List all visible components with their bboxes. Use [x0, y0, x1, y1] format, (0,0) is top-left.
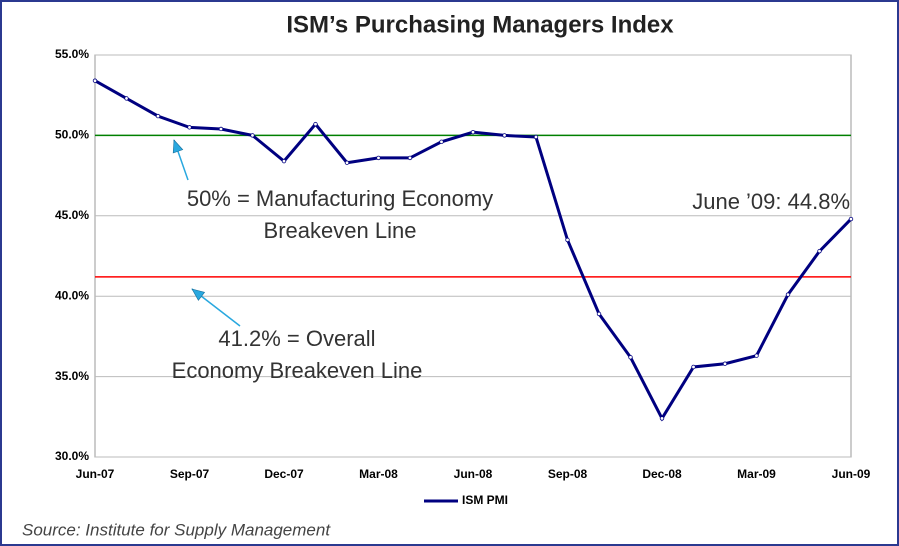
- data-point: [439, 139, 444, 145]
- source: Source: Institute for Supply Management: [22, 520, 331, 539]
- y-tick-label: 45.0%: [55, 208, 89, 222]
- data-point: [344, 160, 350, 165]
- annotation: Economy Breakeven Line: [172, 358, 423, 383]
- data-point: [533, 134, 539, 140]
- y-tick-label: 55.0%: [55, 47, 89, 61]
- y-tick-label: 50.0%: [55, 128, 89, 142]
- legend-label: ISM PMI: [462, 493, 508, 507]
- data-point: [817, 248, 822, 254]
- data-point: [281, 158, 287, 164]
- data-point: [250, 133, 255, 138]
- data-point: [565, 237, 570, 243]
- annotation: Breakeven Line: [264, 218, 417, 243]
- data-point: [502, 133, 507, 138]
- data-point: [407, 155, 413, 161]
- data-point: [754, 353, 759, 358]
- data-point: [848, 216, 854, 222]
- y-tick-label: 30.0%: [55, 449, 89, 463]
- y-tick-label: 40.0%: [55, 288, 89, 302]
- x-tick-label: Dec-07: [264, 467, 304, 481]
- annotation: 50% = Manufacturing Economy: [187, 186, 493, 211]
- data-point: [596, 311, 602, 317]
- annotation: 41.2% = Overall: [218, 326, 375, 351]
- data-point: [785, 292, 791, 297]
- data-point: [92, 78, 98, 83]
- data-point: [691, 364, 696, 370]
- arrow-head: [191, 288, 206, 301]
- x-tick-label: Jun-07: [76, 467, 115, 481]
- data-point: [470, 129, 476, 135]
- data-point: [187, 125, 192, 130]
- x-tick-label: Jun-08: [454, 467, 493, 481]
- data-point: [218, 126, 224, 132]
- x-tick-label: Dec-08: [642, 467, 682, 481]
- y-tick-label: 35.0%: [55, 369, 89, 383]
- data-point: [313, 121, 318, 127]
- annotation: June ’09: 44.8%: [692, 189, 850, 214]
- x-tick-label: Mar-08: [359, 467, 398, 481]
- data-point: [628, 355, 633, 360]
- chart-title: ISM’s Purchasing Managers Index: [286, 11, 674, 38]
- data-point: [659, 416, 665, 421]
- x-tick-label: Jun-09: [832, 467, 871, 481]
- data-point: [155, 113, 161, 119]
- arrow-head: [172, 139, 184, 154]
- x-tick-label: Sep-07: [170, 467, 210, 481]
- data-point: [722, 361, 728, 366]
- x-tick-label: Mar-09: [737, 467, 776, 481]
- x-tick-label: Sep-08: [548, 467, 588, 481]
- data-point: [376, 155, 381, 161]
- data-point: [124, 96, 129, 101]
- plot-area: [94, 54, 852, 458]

■ ■ ■ ■ ■

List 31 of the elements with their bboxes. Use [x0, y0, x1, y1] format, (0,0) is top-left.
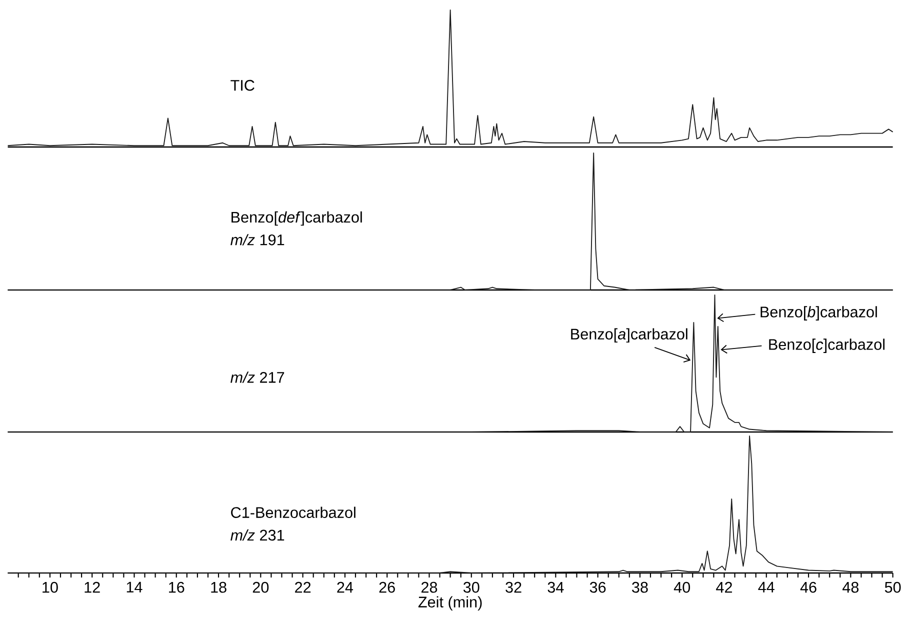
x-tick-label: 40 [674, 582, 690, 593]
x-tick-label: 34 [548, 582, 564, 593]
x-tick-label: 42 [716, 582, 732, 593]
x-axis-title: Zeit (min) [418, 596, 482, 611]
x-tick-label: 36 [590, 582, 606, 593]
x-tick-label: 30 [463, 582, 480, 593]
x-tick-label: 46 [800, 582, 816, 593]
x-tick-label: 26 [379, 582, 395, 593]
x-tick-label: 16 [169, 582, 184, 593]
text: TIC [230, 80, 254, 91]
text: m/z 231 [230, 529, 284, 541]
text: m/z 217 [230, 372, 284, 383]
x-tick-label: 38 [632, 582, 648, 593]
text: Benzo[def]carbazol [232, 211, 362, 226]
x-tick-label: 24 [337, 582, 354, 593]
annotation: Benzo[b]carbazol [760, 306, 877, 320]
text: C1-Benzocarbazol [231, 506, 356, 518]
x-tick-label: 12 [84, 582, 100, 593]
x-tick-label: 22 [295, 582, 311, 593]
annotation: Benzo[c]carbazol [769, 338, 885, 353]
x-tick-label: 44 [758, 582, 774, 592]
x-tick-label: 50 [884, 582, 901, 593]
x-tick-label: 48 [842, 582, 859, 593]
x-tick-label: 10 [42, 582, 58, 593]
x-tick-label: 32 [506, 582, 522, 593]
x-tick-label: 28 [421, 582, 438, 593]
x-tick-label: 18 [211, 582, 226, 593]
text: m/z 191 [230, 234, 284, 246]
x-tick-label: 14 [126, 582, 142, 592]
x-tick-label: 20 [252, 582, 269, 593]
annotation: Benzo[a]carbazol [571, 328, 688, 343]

■ ■ ■ ■ ■

- Written task
Reproduce the data from the line holding "x-tick-label: 40 [674, 582, 690, 593]" through the line holding "annotation: Benzo[a]carbazol [571, 328, 688, 343]", inclusive, substituting "Time (min)" for "Zeit (min)" and leaving everything else unchanged.

- Written response
x-tick-label: 40 [674, 582, 690, 593]
x-tick-label: 34 [548, 582, 564, 593]
x-tick-label: 42 [716, 582, 732, 593]
x-axis-title: Time (min) [418, 596, 482, 611]
x-tick-label: 36 [590, 582, 606, 593]
x-tick-label: 30 [463, 582, 480, 593]
x-tick-label: 46 [800, 582, 816, 593]
x-tick-label: 26 [379, 582, 395, 593]
x-tick-label: 16 [169, 582, 184, 593]
text: TIC [230, 80, 254, 91]
text: m/z 231 [230, 529, 284, 541]
text: m/z 217 [230, 372, 284, 383]
x-tick-label: 38 [632, 582, 648, 593]
text: Benzo[def]carbazol [232, 211, 362, 226]
x-tick-label: 24 [337, 582, 354, 593]
annotation: Benzo[b]carbazol [760, 306, 877, 320]
text: C1-Benzocarbazol [231, 506, 356, 518]
x-tick-label: 12 [84, 582, 100, 593]
x-tick-label: 22 [295, 582, 311, 593]
annotation: Benzo[c]carbazol [769, 338, 885, 353]
x-tick-label: 44 [758, 582, 774, 592]
x-tick-label: 50 [884, 582, 901, 593]
x-tick-label: 48 [842, 582, 859, 593]
x-tick-label: 10 [42, 582, 58, 593]
x-tick-label: 32 [506, 582, 522, 593]
x-tick-label: 28 [421, 582, 438, 593]
x-tick-label: 18 [211, 582, 226, 593]
text: m/z 191 [230, 234, 284, 246]
x-tick-label: 14 [126, 582, 142, 592]
x-tick-label: 20 [252, 582, 269, 593]
annotation: Benzo[a]carbazol [571, 328, 688, 343]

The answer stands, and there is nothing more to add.